__Task details__
Can you continue the piece about buying Aercap Holdings shares, starting right after its last sentence?

__Document section__
>>>>>
Aercap Holdings' service—leasing aircraft across the globe while navigating debt and recovery

On May 15, 2023, I bought two shares of Aercap Holdings (AER) at $57 each. Not a big splash, just a small, intentional move into what I considered a classic post-recovery value play. No clickbait thesis here—just the comforting smell of jet fuel, discounted cash flows, and a balance sheet that was beginning to shed its pandemic baggage.

At the time, AER was trading at a P/E of around 6, which—even in an airline-adjacent industry—felt almost aggressively pessimistic. The market seemed stuck on 2020 while Aercap was back to doing what it does best: leasing planes globally, collecting steady cash flows, and refinancing its mountain of debt at increasingly normal rates.

Speaking of which, debt was still heavy (as you’d expect from a company leasing $70B+ worth of aircraft), but the trajectory looked manageable. The debt-to-equity ratio hovered around 3.0, but free cash flow was solid, and they were deleveraging quarter by quarter.

No dividend, which actually reassured me—this wasn’t a company pretending to be generous while still healing its capital structure. Instead, AER was focused on buybacks (a $500M repurchase program was in place) and chipping away at its AerCap-GECAS merger integration. Long-term revenue growth projections were modest but real: mid-single digits, driven by rising global demand for air travel and constrained new aircraft supply.
<<<<<
__Stored data__
>>>>>
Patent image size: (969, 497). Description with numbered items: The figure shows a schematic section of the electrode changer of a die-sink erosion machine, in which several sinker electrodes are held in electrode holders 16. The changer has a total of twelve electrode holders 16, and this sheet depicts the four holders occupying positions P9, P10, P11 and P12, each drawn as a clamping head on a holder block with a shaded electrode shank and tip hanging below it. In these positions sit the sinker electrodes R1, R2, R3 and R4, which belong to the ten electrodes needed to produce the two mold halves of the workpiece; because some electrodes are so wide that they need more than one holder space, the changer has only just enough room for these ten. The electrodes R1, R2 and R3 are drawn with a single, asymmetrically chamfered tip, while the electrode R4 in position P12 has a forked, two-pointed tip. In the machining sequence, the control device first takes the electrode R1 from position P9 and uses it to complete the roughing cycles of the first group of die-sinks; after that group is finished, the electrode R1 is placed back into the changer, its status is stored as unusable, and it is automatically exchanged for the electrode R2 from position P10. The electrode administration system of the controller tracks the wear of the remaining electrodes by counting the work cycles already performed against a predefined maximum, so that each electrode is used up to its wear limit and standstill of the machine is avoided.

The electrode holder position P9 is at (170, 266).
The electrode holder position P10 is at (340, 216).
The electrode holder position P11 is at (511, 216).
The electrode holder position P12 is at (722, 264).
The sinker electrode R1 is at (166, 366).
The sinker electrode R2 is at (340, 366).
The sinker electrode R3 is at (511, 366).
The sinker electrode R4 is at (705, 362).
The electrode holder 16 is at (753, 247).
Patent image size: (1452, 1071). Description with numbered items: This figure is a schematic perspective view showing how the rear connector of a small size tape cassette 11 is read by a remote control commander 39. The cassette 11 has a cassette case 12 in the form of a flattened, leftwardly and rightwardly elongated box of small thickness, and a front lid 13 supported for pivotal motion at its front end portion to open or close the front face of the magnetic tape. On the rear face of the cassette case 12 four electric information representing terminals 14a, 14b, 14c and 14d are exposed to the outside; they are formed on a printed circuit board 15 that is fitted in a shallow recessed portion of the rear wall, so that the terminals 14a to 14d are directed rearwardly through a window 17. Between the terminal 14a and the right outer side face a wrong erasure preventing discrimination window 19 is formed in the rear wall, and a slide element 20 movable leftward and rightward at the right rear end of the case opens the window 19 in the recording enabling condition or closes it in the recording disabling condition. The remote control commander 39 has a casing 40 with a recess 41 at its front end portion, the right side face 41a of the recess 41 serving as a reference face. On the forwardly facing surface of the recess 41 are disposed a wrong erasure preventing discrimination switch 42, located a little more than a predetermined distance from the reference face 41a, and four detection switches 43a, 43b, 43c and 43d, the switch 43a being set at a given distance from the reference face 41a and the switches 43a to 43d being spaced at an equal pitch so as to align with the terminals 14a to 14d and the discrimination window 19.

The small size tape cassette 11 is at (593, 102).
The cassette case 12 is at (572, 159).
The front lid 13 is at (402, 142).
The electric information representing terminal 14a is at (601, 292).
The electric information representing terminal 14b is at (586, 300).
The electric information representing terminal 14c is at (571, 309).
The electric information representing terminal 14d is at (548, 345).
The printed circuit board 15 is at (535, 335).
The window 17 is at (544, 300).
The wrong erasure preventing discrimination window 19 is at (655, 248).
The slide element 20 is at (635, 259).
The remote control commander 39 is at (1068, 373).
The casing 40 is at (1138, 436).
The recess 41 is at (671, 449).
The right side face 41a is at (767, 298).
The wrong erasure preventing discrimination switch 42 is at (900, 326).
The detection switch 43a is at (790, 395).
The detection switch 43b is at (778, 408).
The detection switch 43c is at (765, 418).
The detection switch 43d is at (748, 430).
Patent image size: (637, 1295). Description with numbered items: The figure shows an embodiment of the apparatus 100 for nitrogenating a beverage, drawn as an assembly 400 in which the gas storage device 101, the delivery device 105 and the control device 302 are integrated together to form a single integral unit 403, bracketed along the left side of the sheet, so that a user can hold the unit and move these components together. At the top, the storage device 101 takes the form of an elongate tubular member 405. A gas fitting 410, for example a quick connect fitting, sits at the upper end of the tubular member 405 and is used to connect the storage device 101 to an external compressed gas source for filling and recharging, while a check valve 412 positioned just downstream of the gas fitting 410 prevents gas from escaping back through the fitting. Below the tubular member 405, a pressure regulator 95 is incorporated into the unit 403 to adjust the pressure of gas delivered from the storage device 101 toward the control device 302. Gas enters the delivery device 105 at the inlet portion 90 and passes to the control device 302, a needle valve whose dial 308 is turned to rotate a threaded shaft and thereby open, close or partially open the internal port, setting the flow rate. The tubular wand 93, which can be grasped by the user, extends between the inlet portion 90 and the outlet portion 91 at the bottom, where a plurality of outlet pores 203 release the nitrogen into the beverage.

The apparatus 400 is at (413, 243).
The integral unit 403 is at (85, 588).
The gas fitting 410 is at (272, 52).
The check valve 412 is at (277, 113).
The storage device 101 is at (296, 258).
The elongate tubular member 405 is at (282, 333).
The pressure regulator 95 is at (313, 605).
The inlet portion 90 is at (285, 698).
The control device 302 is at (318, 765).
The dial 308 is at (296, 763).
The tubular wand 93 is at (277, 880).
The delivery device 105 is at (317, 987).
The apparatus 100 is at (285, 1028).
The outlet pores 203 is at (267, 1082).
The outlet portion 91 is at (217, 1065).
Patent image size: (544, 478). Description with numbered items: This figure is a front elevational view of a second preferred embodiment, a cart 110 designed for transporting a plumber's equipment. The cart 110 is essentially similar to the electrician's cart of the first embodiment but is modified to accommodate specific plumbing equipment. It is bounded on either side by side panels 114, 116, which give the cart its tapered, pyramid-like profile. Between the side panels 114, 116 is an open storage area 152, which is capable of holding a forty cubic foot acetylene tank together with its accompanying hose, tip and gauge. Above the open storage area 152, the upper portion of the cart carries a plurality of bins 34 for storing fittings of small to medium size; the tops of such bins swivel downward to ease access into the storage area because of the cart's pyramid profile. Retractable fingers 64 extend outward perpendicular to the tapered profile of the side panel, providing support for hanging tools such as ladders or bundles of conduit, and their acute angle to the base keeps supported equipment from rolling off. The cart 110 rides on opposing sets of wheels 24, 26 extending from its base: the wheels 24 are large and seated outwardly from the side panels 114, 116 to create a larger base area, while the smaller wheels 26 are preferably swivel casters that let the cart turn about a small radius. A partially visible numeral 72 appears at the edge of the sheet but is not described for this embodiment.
<<<<<
__Task output__
So I bought my two shares, intending to wait.

Fast-forward to June 6, 2025

Two years and change later, I sold one share at $115.95, more than double my entry price. That one sale booked a 103% gain on the half-position, which means my remaining share is now effectively free—a textbook example of what I call the “Double-Up Free Stock” strategy.

It’s simple: buy two, sell one when it doubles, and let the other ride. It’s not groundbreaking, but it works. This isn’t about maximizing returns—it’s about creating mental clarity. That last share now represents pure optionality. No sunk cost to justify, no capital to recover. Just upside (or a future loss I won’t beat myself up over).

Lessons?

  • Valuation matters. A low P/E isn’t always a trap—it can also be a time machine if you’re patient.
  • Debt can be okay—if it’s productive, well-structured, and shrinking.
  • Sometimes the best trades don’t need big narratives. They just need time, recovery, and a little bit of nerve.

I’ll hold the last share and see where AER goes. Maybe it becomes a long-term compounder. Maybe it plateaus. Maybe I forget I own it and rediscover it five years from now next to a forgotten REIT and a half-position in semiconductors.

But for now, I’m happy flying half empty.